— Begin Dataset extract —

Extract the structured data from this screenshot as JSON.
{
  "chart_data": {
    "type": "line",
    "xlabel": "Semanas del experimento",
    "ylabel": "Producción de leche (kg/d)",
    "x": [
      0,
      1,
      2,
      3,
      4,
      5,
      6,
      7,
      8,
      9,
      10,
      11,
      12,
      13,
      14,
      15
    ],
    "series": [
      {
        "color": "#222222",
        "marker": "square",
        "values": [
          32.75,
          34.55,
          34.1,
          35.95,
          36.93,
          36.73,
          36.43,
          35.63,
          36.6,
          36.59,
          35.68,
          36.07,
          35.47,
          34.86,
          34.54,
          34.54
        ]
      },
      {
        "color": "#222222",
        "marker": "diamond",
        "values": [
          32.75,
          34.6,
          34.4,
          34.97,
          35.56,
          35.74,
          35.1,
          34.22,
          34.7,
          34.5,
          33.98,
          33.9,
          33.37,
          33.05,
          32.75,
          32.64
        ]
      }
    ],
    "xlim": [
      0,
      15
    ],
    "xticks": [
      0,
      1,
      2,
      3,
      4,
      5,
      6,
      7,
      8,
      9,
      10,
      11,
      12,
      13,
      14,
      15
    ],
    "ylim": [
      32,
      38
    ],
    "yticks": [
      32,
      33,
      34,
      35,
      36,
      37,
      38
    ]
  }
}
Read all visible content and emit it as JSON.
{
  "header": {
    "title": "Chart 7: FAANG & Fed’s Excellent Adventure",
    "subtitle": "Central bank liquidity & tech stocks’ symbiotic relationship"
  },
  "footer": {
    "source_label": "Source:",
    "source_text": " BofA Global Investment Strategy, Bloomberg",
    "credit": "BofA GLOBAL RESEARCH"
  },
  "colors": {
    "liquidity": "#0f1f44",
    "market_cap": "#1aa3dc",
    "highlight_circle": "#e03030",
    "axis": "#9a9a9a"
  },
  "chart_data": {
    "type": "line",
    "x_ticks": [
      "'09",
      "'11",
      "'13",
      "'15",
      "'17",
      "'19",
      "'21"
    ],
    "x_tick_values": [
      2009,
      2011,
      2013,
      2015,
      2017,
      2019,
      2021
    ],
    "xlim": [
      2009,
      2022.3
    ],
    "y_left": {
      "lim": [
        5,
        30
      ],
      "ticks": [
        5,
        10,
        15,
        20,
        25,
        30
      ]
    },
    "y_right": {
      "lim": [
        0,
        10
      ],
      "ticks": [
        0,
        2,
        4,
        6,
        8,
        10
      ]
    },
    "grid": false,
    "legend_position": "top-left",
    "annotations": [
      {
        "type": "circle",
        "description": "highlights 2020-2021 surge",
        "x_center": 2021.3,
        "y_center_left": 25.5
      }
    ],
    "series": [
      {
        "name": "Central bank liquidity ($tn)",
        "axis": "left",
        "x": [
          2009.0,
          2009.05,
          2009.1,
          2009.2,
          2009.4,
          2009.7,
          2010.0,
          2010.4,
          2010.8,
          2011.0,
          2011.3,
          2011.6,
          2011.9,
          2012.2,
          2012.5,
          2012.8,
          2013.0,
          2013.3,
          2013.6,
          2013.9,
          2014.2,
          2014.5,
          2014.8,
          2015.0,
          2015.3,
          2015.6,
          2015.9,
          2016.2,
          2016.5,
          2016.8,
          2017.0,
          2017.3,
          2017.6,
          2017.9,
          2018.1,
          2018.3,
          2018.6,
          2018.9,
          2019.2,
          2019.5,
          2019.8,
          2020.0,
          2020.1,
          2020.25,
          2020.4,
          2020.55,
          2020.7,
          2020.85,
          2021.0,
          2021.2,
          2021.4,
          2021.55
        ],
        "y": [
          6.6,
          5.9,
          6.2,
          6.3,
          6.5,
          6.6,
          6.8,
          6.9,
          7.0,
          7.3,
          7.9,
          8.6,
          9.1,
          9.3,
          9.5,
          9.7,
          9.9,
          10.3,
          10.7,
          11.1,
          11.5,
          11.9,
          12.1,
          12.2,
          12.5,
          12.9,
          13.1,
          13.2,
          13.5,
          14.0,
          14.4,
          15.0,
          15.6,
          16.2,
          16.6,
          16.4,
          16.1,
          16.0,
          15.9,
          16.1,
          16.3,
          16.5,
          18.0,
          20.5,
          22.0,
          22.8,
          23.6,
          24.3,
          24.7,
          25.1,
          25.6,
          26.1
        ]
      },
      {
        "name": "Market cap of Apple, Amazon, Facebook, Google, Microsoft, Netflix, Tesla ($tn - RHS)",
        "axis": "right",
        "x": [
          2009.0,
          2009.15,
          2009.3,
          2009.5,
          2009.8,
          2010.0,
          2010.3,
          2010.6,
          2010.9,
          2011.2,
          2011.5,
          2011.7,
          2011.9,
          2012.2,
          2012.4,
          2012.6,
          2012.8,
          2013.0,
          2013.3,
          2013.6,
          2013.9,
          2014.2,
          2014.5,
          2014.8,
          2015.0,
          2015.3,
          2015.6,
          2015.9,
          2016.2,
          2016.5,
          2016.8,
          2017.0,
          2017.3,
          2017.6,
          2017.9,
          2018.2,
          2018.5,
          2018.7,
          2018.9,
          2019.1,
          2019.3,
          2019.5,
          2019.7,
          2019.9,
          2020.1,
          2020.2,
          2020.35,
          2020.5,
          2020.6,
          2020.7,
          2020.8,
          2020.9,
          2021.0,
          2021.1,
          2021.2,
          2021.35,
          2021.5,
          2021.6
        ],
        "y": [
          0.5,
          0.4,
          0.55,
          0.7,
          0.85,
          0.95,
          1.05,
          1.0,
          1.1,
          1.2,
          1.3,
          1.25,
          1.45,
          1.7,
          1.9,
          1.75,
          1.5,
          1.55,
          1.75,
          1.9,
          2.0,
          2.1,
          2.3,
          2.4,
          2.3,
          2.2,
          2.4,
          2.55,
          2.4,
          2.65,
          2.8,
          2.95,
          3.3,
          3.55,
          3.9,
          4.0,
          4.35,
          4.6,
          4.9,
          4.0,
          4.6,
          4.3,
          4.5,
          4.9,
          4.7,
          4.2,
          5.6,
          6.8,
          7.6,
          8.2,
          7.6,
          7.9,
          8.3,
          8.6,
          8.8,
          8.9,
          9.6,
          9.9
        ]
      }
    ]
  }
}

— End Dataset extract —

(Given task) Reproduce each record exactly, leaving nothing out.

(Correct answer)
Extract the structured data from this screenshot as JSON.
{
  "chart_data": {
    "type": "line",
    "xlabel": "Semanas del experimento",
    "ylabel": "Producción de leche (kg/d)",
    "x": [
      0,
      1,
      2,
      3,
      4,
      5,
      6,
      7,
      8,
      9,
      10,
      11,
      12,
      13,
      14,
      15
    ],
    "series": [
      {
        "color": "#222222",
        "marker": "square",
        "values": [
          32.75,
          34.55,
          34.1,
          35.95,
          36.93,
          36.73,
          36.43,
          35.63,
          36.6,
          36.59,
          35.68,
          36.07,
          35.47,
          34.86,
          34.54,
          34.54
        ]
      },
      {
        "color": "#222222",
        "marker": "diamond",
        "values": [
          32.75,
          34.6,
          34.4,
          34.97,
          35.56,
          35.74,
          35.1,
          34.22,
          34.7,
          34.5,
          33.98,
          33.9,
          33.37,
          33.05,
          32.75,
          32.64
        ]
      }
    ],
    "xlim": [
      0,
      15
    ],
    "xticks": [
      0,
      1,
      2,
      3,
      4,
      5,
      6,
      7,
      8,
      9,
      10,
      11,
      12,
      13,
      14,
      15
    ],
    "ylim": [
      32,
      38
    ],
    "yticks": [
      32,
      33,
      34,
      35,
      36,
      37,
      38
    ]
  }
}
Read all visible content and emit it as JSON.
{
  "header": {
    "title": "Chart 7: FAANG & Fed’s Excellent Adventure",
    "subtitle": "Central bank liquidity & tech stocks’ symbiotic relationship"
  },
  "footer": {
    "source_label": "Source:",
    "source_text": " BofA Global Investment Strategy, Bloomberg",
    "credit": "BofA GLOBAL RESEARCH"
  },
  "colors": {
    "liquidity": "#0f1f44",
    "market_cap": "#1aa3dc",
    "highlight_circle": "#e03030",
    "axis": "#9a9a9a"
  },
  "chart_data": {
    "type": "line",
    "x_ticks": [
      "'09",
      "'11",
      "'13",
      "'15",
      "'17",
      "'19",
      "'21"
    ],
    "x_tick_values": [
      2009,
      2011,
      2013,
      2015,
      2017,
      2019,
      2021
    ],
    "xlim": [
      2009,
      2022.3
    ],
    "y_left": {
      "lim": [
        5,
        30
      ],
      "ticks": [
        5,
        10,
        15,
        20,
        25,
        30
      ]
    },
    "y_right": {
      "lim": [
        0,
        10
      ],
      "ticks": [
        0,
        2,
        4,
        6,
        8,
        10
      ]
    },
    "grid": false,
    "legend_position": "top-left",
    "annotations": [
      {
        "type": "circle",
        "description": "highlights 2020-2021 surge",
        "x_center": 2021.3,
        "y_center_left": 25.5
      }
    ],
    "series": [
      {
        "name": "Central bank liquidity ($tn)",
        "axis": "left",
        "x": [
          2009.0,
          2009.05,
          2009.1,
          2009.2,
          2009.4,
          2009.7,
          2010.0,
          2010.4,
          2010.8,
          2011.0,
          2011.3,
          2011.6,
          2011.9,
          2012.2,
          2012.5,
          2012.8,
          2013.0,
          2013.3,
          2013.6,
          2013.9,
          2014.2,
          2014.5,
          2014.8,
          2015.0,
          2015.3,
          2015.6,
          2015.9,
          2016.2,
          2016.5,
          2016.8,
          2017.0,
          2017.3,
          2017.6,
          2017.9,
          2018.1,
          2018.3,
          2018.6,
          2018.9,
          2019.2,
          2019.5,
          2019.8,
          2020.0,
          2020.1,
          2020.25,
          2020.4,
          2020.55,
          2020.7,
          2020.85,
          2021.0,
          2021.2,
          2021.4,
          2021.55
        ],
        "y": [
          6.6,
          5.9,
          6.2,
          6.3,
          6.5,
          6.6,
          6.8,
          6.9,
          7.0,
          7.3,
          7.9,
          8.6,
          9.1,
          9.3,
          9.5,
          9.7,
          9.9,
          10.3,
          10.7,
          11.1,
          11.5,
          11.9,
          12.1,
          12.2,
          12.5,
          12.9,
          13.1,
          13.2,
          13.5,
          14.0,
          14.4,
          15.0,
          15.6,
          16.2,
          16.6,
          16.4,
          16.1,
          16.0,
          15.9,
          16.1,
          16.3,
          16.5,
          18.0,
          20.5,
          22.0,
          22.8,
          23.6,
          24.3,
          24.7,
          25.1,
          25.6,
          26.1
        ]
      },
      {
        "name": "Market cap of Apple, Amazon, Facebook, Google, Microsoft, Netflix, Tesla ($tn - RHS)",
        "axis": "right",
        "x": [
          2009.0,
          2009.15,
          2009.3,
          2009.5,
          2009.8,
          2010.0,
          2010.3,
          2010.6,
          2010.9,
          2011.2,
          2011.5,
          2011.7,
          2011.9,
          2012.2,
          2012.4,
          2012.6,
          2012.8,
          2013.0,
          2013.3,
          2013.6,
          2013.9,
          2014.2,
          2014.5,
          2014.8,
          2015.0,
          2015.3,
          2015.6,
          2015.9,
          2016.2,
          2016.5,
          2016.8,
          2017.0,
          2017.3,
          2017.6,
          2017.9,
          2018.2,
          2018.5,
          2018.7,
          2018.9,
          2019.1,
          2019.3,
          2019.5,
          2019.7,
          2019.9,
          2020.1,
          2020.2,
          2020.35,
          2020.5,
          2020.6,
          2020.7,
          2020.8,
          2020.9,
          2021.0,
          2021.1,
          2021.2,
          2021.35,
          2021.5,
          2021.6
        ],
        "y": [
          0.5,
          0.4,
          0.55,
          0.7,
          0.85,
          0.95,
          1.05,
          1.0,
          1.1,
          1.2,
          1.3,
          1.25,
          1.45,
          1.7,
          1.9,
          1.75,
          1.5,
          1.55,
          1.75,
          1.9,
          2.0,
          2.1,
          2.3,
          2.4,
          2.3,
          2.2,
          2.4,
          2.55,
          2.4,
          2.65,
          2.8,
          2.95,
          3.3,
          3.55,
          3.9,
          4.0,
          4.35,
          4.6,
          4.9,
          4.0,
          4.6,
          4.3,
          4.5,
          4.9,
          4.7,
          4.2,
          5.6,
          6.8,
          7.6,
          8.2,
          7.6,
          7.9,
          8.3,
          8.6,
          8.8,
          8.9,
          9.6,
          9.9
        ]
      }
    ]
  }
}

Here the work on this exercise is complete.